• _ENTRIES PROVIDED_:
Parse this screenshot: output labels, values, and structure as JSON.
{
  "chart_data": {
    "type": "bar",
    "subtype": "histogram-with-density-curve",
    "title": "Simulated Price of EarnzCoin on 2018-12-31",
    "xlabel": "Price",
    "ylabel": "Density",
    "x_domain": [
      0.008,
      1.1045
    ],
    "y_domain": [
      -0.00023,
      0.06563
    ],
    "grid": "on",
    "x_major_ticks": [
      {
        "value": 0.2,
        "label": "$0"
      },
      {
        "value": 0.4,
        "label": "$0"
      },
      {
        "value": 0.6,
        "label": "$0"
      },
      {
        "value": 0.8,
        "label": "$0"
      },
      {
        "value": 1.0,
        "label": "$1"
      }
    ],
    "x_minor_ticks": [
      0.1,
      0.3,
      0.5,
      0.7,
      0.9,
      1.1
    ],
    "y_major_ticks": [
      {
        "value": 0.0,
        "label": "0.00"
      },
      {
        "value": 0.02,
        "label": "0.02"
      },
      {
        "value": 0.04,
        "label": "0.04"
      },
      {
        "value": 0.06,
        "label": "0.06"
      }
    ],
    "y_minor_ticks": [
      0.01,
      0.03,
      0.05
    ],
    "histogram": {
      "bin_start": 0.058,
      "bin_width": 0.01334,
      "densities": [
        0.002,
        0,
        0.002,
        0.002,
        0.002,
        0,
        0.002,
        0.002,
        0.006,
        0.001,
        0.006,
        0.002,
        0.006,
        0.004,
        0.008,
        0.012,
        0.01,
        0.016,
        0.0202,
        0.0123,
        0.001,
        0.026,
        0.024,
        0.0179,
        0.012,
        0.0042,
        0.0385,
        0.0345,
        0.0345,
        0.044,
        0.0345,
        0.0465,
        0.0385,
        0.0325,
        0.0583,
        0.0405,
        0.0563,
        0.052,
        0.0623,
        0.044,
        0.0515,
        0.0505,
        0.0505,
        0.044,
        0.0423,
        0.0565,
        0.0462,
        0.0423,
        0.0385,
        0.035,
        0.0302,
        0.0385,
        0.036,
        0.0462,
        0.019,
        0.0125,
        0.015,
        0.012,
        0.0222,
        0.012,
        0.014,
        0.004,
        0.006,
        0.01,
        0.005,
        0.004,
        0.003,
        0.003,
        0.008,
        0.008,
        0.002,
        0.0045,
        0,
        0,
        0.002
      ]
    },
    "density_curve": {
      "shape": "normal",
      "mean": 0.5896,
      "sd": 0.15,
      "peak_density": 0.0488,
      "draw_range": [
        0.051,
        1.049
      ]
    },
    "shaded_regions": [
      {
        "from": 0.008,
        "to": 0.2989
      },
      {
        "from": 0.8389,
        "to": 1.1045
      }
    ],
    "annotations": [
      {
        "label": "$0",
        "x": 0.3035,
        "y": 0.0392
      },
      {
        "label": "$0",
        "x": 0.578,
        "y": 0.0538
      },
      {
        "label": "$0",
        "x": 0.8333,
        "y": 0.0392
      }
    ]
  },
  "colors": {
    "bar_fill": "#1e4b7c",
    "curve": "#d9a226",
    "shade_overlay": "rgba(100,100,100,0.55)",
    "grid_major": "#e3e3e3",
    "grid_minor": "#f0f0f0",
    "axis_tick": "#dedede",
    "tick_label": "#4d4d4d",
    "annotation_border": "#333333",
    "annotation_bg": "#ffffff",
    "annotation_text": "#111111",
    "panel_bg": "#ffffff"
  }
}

• _WHAT THE TASK REQUIRES_:
In the entries above, find lines with "Price" and copy each.

• _RESULT OF THE TASK_:
    "title": "Simulated Price of EarnzCoin on 2018-12-31",
    "xlabel": "Price",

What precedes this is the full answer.